** What this task involves **
Could every line of the data be printed exactly as it reads?

** Task data **
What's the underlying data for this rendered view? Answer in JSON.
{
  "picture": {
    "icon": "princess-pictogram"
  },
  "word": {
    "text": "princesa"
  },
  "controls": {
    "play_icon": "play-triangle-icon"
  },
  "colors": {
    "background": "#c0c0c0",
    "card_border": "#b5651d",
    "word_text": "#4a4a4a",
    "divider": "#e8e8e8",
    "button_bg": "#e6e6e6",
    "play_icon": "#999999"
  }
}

** Task result **
What's the underlying data for this rendered view? Answer in JSON.
{
  "picture": {
    "icon": "princess-pictogram"
  },
  "word": {
    "text": "princesa"
  },
  "controls": {
    "play_icon": "play-triangle-icon"
  },
  "colors": {
    "background": "#c0c0c0",
    "card_border": "#b5651d",
    "word_text": "#4a4a4a",
    "divider": "#e8e8e8",
    "button_bg": "#e6e6e6",
    "play_icon": "#999999"
  }
}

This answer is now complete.